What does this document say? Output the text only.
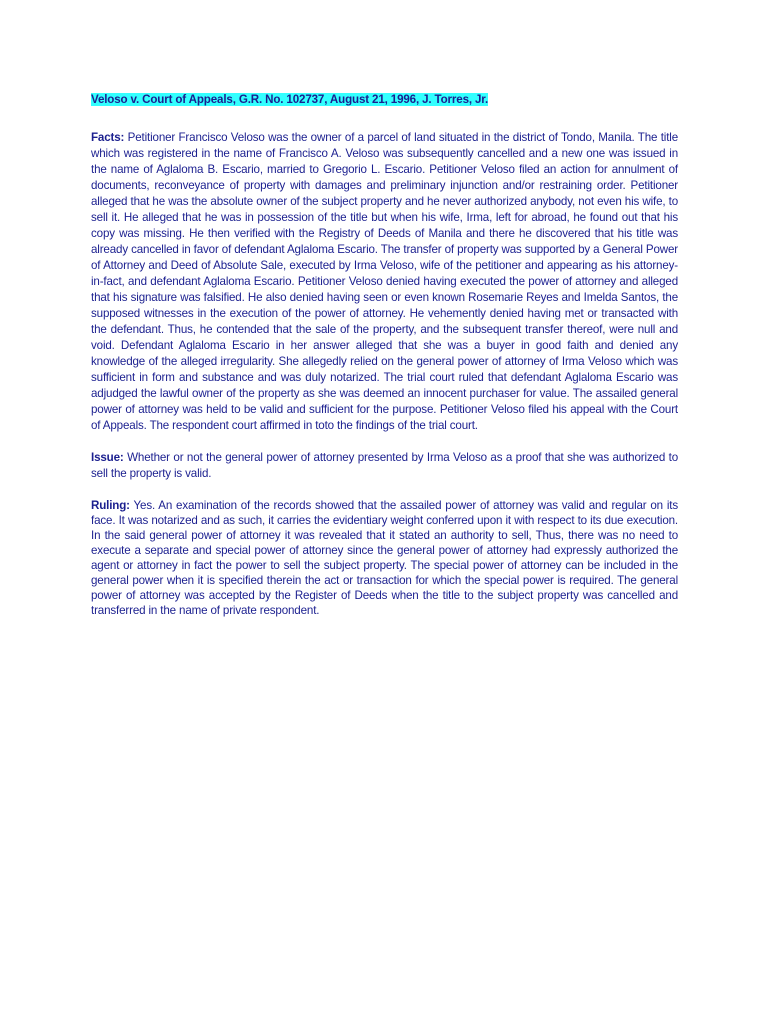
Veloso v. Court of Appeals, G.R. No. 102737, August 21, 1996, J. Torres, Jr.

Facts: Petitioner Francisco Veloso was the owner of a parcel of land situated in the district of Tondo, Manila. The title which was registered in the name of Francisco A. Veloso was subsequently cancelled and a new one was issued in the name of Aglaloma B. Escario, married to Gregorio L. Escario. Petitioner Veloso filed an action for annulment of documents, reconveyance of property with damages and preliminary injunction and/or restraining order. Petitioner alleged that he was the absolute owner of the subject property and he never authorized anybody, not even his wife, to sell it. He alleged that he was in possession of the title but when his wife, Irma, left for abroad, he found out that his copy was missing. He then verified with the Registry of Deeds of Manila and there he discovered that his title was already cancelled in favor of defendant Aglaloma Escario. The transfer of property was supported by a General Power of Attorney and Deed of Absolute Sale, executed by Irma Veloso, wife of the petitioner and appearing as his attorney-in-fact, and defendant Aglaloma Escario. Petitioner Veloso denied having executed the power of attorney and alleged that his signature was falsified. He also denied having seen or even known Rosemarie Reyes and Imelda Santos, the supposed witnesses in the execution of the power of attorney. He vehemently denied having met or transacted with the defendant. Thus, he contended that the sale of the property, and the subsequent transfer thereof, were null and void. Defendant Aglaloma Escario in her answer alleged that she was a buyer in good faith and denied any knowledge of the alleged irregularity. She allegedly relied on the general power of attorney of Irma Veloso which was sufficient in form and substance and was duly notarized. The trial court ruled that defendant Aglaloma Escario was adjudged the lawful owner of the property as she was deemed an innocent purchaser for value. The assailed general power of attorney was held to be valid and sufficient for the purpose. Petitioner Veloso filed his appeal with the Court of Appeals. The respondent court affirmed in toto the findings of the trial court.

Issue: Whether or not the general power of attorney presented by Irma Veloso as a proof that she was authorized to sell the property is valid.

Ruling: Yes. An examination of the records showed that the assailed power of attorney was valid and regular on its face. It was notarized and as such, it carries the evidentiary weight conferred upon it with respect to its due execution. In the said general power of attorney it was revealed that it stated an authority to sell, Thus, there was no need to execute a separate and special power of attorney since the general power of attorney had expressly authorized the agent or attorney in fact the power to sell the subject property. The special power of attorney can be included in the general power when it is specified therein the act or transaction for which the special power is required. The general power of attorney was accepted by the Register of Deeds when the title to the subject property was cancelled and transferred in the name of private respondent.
= = = = = = =
§ **WHAT YOU HAVE TO DO**: Leave images out of the retyped records; keep all else exact.

§ **TASK ANSWER**:
What does this document say? Output the text only.
Veloso v. Court of Appeals, G.R. No. 102737, August 21, 1996, J. Torres, Jr.

Facts: Petitioner Francisco Veloso was the owner of a parcel of land situated in the district of Tondo, Manila. The title which was registered in the name of Francisco A. Veloso was subsequently cancelled and a new one was issued in the name of Aglaloma B. Escario, married to Gregorio L. Escario. Petitioner Veloso filed an action for annulment of documents, reconveyance of property with damages and preliminary injunction and/or restraining order. Petitioner alleged that he was the absolute owner of the subject property and he never authorized anybody, not even his wife, to sell it. He alleged that he was in possession of the title but when his wife, Irma, left for abroad, he found out that his copy was missing. He then verified with the Registry of Deeds of Manila and there he discovered that his title was already cancelled in favor of defendant Aglaloma Escario. The transfer of property was supported by a General Power of Attorney and Deed of Absolute Sale, executed by Irma Veloso, wife of the petitioner and appearing as his attorney-in-fact, and defendant Aglaloma Escario. Petitioner Veloso denied having executed the power of attorney and alleged that his signature was falsified. He also denied having seen or even known Rosemarie Reyes and Imelda Santos, the supposed witnesses in the execution of the power of attorney. He vehemently denied having met or transacted with the defendant. Thus, he contended that the sale of the property, and the subsequent transfer thereof, were null and void. Defendant Aglaloma Escario in her answer alleged that she was a buyer in good faith and denied any knowledge of the alleged irregularity. She allegedly relied on the general power of attorney of Irma Veloso which was sufficient in form and substance and was duly notarized. The trial court ruled that defendant Aglaloma Escario was adjudged the lawful owner of the property as she was deemed an innocent purchaser for value. The assailed general power of attorney was held to be valid and sufficient for the purpose. Petitioner Veloso filed his appeal with the Court of Appeals. The respondent court affirmed in toto the findings of the trial court.

Issue: Whether or not the general power of attorney presented by Irma Veloso as a proof that she was authorized to sell the property is valid.

Ruling: Yes. An examination of the records showed that the assailed power of attorney was valid and regular on its face. It was notarized and as such, it carries the evidentiary weight conferred upon it with respect to its due execution. In the said general power of attorney it was revealed that it stated an authority to sell, Thus, there was no need to execute a separate and special power of attorney since the general power of attorney had expressly authorized the agent or attorney in fact the power to sell the subject property. The special power of attorney can be included in the general power when it is specified therein the act or transaction for which the special power is required. The general power of attorney was accepted by the Register of Deeds when the title to the subject property was cancelled and transferred in the name of private respondent.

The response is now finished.